◆ EXTRACTED RECORDS

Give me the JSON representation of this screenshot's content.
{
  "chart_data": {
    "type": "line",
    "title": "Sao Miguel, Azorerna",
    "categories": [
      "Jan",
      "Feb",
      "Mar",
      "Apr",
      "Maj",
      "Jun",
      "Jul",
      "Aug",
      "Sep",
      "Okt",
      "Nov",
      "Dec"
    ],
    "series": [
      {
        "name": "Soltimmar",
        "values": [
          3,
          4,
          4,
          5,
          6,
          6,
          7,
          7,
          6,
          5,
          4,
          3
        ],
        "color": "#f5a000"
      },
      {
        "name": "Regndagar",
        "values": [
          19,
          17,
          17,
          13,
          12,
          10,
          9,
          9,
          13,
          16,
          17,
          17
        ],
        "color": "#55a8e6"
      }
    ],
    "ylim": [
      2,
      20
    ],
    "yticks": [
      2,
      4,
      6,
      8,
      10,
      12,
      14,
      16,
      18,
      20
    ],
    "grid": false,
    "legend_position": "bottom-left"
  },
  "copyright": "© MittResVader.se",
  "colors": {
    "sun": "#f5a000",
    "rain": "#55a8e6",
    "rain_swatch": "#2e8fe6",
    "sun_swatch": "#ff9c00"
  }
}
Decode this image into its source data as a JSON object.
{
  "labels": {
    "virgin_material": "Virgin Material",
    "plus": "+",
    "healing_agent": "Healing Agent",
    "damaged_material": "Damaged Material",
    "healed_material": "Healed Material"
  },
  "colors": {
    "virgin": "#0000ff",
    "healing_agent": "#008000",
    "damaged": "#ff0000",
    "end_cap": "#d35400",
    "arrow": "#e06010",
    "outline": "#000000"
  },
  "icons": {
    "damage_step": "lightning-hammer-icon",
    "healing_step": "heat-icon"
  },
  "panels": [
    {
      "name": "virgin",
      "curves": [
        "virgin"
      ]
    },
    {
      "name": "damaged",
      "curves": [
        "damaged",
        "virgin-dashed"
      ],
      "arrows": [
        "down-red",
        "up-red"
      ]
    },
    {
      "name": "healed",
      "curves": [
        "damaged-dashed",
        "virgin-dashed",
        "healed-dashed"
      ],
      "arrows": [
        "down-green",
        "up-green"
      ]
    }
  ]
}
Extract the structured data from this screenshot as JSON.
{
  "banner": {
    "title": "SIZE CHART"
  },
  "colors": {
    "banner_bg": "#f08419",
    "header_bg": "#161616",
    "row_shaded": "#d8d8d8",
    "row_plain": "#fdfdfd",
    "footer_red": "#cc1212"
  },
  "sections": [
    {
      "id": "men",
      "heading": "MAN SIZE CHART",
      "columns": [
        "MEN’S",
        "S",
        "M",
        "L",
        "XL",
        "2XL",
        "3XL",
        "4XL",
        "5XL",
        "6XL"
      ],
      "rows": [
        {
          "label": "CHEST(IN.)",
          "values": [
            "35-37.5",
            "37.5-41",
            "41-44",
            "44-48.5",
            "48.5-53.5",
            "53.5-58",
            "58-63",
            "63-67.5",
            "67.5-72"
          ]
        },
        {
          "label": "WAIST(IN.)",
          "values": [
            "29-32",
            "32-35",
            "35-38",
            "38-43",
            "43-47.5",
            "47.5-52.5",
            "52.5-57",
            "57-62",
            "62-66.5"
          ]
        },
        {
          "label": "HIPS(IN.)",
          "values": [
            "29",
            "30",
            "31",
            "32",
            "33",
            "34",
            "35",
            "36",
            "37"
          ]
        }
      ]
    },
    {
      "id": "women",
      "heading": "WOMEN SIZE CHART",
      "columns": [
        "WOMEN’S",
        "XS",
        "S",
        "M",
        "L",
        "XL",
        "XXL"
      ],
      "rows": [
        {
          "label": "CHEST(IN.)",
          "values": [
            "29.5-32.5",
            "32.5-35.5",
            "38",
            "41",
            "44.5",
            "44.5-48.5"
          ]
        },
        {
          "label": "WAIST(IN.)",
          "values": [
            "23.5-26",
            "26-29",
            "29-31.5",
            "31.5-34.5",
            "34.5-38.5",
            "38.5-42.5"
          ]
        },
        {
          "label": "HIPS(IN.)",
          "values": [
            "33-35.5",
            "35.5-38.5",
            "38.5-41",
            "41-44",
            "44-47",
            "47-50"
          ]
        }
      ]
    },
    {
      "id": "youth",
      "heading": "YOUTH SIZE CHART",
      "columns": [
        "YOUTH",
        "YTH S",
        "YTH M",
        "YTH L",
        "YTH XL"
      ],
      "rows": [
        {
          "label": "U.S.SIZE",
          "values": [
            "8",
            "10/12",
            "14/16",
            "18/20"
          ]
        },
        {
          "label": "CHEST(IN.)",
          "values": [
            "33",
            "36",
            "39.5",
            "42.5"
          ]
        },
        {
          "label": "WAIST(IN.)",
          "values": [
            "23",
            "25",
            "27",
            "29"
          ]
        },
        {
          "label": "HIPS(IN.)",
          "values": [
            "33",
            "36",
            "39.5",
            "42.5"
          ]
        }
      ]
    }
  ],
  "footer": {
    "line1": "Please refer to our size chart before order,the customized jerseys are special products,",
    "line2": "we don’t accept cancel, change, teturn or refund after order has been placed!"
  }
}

◆ PROMPT
Copy each line of the listing that contains the string "name".

◆ PROBLEM SOLUTION
        "name": "Soltimmar",
        "name": "Regndagar",
      "name": "virgin",
      "name": "damaged",
      "name": "healed",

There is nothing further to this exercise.